* **Given records**:
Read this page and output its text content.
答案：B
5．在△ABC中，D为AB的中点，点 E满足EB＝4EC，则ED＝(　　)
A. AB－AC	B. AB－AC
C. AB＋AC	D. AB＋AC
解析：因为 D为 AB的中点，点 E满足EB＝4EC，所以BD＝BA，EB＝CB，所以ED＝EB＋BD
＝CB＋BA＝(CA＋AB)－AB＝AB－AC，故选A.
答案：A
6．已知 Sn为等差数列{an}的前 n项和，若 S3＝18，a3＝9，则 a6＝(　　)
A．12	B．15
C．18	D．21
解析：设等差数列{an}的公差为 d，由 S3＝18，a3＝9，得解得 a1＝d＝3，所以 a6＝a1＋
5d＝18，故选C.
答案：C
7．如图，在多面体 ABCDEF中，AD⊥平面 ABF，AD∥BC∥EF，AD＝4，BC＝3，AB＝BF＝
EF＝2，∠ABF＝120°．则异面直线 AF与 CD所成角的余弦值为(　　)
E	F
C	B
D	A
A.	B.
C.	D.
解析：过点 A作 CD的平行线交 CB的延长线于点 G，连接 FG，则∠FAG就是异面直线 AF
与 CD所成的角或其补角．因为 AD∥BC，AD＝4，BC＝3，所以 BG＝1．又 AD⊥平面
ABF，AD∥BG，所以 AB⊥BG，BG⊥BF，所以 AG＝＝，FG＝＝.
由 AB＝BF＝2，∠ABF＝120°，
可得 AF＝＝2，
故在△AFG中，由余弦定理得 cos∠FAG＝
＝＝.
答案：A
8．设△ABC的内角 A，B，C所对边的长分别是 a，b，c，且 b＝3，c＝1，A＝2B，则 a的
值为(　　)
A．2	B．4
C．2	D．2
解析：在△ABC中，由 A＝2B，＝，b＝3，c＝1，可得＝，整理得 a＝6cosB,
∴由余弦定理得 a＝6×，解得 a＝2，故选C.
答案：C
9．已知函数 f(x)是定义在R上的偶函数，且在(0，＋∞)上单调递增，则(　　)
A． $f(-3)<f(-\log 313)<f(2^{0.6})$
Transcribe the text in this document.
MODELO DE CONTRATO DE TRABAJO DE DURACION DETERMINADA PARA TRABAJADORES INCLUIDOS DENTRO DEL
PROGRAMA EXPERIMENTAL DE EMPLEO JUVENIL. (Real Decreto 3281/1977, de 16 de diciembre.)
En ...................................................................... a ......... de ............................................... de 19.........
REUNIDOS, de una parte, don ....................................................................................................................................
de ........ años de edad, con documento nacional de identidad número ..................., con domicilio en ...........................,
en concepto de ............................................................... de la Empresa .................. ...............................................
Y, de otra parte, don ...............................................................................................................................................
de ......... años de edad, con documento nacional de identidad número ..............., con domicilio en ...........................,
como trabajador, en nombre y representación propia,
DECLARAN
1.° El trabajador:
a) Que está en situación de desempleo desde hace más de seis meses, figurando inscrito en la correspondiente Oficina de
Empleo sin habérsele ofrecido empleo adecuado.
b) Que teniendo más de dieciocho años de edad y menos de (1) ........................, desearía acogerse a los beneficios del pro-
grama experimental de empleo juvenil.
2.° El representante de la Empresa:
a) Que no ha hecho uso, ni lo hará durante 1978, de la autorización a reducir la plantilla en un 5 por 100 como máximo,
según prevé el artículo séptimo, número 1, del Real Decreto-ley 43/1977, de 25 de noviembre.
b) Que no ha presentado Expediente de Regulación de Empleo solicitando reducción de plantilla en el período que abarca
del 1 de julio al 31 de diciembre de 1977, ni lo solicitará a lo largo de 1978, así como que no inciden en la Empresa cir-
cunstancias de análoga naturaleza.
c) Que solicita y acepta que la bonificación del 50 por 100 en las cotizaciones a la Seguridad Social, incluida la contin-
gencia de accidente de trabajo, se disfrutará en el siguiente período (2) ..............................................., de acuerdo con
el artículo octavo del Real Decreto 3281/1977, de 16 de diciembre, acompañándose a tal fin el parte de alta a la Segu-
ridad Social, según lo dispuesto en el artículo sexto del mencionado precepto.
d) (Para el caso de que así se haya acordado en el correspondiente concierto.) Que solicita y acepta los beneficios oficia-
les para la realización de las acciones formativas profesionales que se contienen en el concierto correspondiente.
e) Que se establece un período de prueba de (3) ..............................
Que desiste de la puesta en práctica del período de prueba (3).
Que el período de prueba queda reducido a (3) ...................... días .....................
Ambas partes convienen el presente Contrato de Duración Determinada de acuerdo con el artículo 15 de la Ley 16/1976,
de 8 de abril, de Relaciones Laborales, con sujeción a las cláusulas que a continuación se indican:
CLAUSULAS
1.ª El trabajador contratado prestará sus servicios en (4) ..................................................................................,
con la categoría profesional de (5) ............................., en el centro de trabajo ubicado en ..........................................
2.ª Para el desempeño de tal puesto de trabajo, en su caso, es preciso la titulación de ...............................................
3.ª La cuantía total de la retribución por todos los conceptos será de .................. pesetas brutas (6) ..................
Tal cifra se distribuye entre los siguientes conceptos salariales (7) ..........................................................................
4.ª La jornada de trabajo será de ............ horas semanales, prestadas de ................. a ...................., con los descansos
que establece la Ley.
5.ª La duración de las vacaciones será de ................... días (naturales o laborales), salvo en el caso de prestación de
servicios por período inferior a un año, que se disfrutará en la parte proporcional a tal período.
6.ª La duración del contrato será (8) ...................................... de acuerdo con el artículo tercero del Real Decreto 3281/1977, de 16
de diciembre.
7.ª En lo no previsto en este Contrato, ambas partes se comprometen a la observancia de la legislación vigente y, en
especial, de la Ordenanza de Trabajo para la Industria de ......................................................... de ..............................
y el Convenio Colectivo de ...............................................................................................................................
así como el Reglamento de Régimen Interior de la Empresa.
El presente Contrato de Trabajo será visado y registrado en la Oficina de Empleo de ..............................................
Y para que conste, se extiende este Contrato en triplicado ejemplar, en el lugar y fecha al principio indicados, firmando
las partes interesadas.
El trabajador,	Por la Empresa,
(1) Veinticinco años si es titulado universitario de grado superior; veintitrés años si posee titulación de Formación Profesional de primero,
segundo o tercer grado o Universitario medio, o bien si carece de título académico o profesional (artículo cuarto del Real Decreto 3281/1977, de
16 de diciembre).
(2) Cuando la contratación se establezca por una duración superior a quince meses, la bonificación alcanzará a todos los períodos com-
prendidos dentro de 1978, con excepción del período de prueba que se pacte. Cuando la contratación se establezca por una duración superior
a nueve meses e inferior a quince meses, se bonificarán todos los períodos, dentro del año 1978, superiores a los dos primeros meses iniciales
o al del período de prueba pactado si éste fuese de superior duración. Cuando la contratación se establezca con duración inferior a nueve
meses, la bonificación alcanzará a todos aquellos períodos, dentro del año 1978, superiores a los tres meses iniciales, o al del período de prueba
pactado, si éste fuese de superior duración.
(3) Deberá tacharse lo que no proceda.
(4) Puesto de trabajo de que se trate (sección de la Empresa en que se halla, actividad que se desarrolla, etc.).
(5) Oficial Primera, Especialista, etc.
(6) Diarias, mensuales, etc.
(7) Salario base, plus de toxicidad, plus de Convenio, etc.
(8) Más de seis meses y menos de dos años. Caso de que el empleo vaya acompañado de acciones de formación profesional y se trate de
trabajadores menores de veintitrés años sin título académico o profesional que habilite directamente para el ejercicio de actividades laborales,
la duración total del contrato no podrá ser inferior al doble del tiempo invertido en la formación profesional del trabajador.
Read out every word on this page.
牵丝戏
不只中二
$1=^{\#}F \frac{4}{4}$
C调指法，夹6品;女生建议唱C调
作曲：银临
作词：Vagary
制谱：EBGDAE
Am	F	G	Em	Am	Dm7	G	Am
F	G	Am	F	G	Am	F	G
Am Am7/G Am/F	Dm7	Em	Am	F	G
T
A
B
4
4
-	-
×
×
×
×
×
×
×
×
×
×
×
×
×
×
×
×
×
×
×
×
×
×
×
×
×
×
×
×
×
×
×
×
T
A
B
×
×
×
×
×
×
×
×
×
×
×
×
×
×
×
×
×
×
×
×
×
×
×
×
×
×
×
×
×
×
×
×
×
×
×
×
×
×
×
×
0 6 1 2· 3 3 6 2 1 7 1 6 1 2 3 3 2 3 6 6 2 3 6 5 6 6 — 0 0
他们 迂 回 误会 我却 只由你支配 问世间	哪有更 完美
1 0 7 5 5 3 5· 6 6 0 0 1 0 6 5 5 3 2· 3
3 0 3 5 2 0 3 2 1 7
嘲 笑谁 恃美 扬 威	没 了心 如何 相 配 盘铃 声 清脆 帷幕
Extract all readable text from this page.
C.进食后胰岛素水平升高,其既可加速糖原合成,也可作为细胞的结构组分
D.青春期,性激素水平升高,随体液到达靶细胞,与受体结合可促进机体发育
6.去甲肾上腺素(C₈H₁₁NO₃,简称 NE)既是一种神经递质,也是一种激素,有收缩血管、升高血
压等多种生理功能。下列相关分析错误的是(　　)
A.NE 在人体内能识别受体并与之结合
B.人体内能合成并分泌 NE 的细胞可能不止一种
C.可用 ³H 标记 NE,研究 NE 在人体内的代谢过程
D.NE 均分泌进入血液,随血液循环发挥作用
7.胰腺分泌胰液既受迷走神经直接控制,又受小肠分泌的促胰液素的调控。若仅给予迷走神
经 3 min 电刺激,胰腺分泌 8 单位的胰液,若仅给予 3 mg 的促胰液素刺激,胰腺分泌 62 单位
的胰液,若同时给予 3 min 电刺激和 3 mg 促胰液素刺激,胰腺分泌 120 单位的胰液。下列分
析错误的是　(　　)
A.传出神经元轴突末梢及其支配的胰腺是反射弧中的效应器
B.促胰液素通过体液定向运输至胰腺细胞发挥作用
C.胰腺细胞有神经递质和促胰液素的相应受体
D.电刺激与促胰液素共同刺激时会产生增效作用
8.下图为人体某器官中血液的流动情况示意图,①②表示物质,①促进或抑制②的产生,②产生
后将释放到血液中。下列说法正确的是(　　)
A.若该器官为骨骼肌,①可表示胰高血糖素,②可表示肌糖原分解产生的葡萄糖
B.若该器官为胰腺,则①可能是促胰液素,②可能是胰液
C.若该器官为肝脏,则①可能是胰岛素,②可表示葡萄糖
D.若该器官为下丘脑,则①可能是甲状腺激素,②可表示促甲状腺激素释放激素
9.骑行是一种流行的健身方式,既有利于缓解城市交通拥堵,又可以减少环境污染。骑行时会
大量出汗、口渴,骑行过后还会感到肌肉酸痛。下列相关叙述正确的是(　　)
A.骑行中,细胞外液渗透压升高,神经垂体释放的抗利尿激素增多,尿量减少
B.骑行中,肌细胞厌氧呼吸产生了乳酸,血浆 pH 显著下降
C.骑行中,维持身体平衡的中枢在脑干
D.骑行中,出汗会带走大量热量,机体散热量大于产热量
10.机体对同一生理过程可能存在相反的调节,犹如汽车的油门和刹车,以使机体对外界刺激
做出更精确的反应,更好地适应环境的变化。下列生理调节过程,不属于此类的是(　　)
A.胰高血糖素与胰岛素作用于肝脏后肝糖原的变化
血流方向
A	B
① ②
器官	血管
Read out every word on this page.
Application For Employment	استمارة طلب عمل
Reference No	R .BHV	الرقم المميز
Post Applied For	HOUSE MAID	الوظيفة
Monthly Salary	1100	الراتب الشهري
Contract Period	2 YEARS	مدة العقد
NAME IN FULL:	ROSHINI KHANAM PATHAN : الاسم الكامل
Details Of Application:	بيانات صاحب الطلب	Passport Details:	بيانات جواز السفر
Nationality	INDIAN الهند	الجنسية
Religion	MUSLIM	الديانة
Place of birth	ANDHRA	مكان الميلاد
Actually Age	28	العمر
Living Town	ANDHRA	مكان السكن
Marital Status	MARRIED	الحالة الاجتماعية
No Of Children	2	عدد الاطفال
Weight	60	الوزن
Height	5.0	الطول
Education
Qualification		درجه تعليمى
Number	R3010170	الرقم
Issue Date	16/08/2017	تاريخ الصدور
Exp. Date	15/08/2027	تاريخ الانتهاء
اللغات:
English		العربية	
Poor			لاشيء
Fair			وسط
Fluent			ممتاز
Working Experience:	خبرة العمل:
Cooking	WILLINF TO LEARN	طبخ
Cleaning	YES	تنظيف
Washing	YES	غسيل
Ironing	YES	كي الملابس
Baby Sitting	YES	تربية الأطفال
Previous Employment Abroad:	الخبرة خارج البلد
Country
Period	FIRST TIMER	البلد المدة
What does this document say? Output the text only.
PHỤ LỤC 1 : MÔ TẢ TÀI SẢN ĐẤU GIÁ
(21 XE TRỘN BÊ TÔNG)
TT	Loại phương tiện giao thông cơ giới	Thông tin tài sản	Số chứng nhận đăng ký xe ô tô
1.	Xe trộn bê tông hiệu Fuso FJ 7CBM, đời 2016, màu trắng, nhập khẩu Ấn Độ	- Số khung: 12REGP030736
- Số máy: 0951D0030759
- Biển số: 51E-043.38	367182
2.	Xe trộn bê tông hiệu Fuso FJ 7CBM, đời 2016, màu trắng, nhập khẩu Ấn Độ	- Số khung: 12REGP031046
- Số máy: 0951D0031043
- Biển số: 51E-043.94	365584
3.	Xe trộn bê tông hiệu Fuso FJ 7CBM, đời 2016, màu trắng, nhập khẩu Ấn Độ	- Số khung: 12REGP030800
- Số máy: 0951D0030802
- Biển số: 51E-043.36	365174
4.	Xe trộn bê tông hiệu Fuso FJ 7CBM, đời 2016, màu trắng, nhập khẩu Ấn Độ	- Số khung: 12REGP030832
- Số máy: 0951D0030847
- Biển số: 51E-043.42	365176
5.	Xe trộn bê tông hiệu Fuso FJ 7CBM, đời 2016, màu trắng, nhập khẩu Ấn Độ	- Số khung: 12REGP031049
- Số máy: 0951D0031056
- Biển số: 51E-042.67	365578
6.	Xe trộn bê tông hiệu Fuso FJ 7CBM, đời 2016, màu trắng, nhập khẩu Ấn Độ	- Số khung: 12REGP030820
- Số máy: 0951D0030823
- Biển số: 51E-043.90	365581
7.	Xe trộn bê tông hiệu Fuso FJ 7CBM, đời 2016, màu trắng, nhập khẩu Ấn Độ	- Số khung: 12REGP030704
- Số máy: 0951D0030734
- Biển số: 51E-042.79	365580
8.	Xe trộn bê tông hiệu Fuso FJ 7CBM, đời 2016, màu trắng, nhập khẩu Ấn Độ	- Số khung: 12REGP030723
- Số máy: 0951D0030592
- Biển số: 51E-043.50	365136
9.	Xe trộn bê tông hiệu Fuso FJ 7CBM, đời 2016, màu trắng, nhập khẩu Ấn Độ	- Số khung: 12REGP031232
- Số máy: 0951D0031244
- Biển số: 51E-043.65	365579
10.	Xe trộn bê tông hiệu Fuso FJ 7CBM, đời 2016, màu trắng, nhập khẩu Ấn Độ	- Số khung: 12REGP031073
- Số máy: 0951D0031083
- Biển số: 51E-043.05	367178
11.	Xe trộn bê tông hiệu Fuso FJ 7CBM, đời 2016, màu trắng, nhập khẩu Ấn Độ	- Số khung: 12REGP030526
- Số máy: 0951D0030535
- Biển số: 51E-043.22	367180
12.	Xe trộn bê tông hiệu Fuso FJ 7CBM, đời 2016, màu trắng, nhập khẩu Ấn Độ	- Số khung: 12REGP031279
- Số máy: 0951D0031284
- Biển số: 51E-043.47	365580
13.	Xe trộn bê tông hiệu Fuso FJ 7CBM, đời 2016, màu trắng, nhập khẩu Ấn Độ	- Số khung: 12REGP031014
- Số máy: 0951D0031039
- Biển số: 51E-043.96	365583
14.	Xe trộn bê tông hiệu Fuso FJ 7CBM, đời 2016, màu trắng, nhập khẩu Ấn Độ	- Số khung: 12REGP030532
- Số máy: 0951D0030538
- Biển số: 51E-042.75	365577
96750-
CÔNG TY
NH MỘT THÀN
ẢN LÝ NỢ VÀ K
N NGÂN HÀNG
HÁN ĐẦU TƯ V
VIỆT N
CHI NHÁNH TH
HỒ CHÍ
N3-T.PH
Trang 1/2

* **Task description**:
Check each line of the data above for the string "由余弦定理得" and report only how many lines have it.

* **Answer to this exercise**:
2